Go through the entries below and print each one exactly, leaving out pictures.

Material supplied
┄┄┄┄┄┄┄┄┄┄┄┄┄┄┄┄┄┄┄┄
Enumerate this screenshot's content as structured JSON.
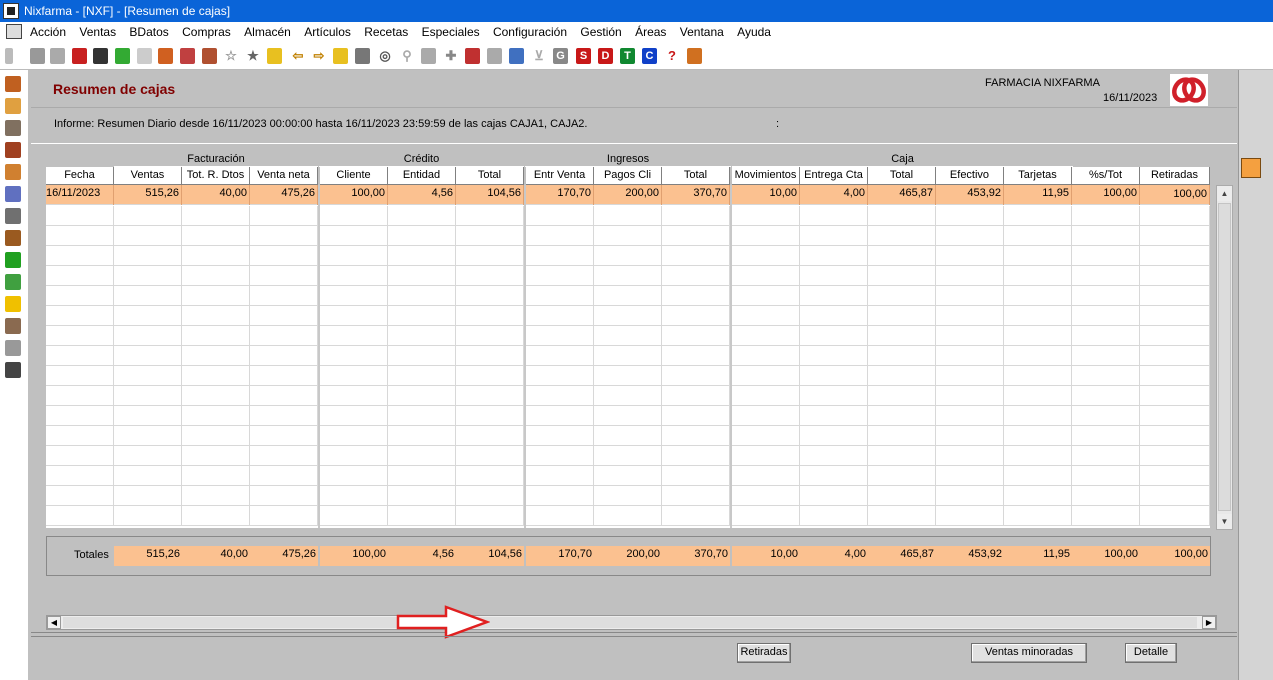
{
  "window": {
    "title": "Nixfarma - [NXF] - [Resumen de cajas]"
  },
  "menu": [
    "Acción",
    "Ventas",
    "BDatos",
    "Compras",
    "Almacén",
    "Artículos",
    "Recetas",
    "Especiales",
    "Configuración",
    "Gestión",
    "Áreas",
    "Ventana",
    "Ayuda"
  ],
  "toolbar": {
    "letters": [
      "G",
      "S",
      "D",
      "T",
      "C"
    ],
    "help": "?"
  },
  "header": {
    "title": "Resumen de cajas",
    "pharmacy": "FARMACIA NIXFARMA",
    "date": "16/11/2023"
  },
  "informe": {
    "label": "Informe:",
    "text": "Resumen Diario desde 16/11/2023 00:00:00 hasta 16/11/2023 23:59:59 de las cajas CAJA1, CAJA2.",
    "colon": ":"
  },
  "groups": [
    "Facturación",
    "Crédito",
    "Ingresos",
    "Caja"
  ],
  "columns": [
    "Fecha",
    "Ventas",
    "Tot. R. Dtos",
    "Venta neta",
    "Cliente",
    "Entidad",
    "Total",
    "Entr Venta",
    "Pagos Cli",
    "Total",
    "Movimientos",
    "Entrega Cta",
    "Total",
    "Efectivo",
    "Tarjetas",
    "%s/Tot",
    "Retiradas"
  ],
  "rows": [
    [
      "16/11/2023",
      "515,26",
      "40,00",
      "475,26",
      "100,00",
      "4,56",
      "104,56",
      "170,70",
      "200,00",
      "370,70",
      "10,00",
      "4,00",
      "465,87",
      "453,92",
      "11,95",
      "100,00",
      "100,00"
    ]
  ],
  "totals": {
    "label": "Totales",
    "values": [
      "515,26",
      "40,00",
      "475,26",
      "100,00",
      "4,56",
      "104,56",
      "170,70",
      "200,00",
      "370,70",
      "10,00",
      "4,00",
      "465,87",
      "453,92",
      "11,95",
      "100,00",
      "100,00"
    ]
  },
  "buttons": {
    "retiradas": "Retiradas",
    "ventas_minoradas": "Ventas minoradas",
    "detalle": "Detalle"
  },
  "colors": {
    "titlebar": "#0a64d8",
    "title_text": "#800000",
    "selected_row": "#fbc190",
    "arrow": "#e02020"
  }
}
┄┄┄┄┄┄┄┄┄┄┄┄┄┄┄┄┄┄┄┄
Reply to the task
Enumerate this screenshot's content as structured JSON.
{
  "window": {
    "title": "Nixfarma - [NXF] - [Resumen de cajas]"
  },
  "menu": [
    "Acción",
    "Ventas",
    "BDatos",
    "Compras",
    "Almacén",
    "Artículos",
    "Recetas",
    "Especiales",
    "Configuración",
    "Gestión",
    "Áreas",
    "Ventana",
    "Ayuda"
  ],
  "toolbar": {
    "letters": [
      "G",
      "S",
      "D",
      "T",
      "C"
    ],
    "help": "?"
  },
  "header": {
    "title": "Resumen de cajas",
    "pharmacy": "FARMACIA NIXFARMA",
    "date": "16/11/2023"
  },
  "informe": {
    "label": "Informe:",
    "text": "Resumen Diario desde 16/11/2023 00:00:00 hasta 16/11/2023 23:59:59 de las cajas CAJA1, CAJA2.",
    "colon": ":"
  },
  "groups": [
    "Facturación",
    "Crédito",
    "Ingresos",
    "Caja"
  ],
  "columns": [
    "Fecha",
    "Ventas",
    "Tot. R. Dtos",
    "Venta neta",
    "Cliente",
    "Entidad",
    "Total",
    "Entr Venta",
    "Pagos Cli",
    "Total",
    "Movimientos",
    "Entrega Cta",
    "Total",
    "Efectivo",
    "Tarjetas",
    "%s/Tot",
    "Retiradas"
  ],
  "rows": [
    [
      "16/11/2023",
      "515,26",
      "40,00",
      "475,26",
      "100,00",
      "4,56",
      "104,56",
      "170,70",
      "200,00",
      "370,70",
      "10,00",
      "4,00",
      "465,87",
      "453,92",
      "11,95",
      "100,00",
      "100,00"
    ]
  ],
  "totals": {
    "label": "Totales",
    "values": [
      "515,26",
      "40,00",
      "475,26",
      "100,00",
      "4,56",
      "104,56",
      "170,70",
      "200,00",
      "370,70",
      "10,00",
      "4,00",
      "465,87",
      "453,92",
      "11,95",
      "100,00",
      "100,00"
    ]
  },
  "buttons": {
    "retiradas": "Retiradas",
    "ventas_minoradas": "Ventas minoradas",
    "detalle": "Detalle"
  },
  "colors": {
    "titlebar": "#0a64d8",
    "title_text": "#800000",
    "selected_row": "#fbc190",
    "arrow": "#e02020"
  }
}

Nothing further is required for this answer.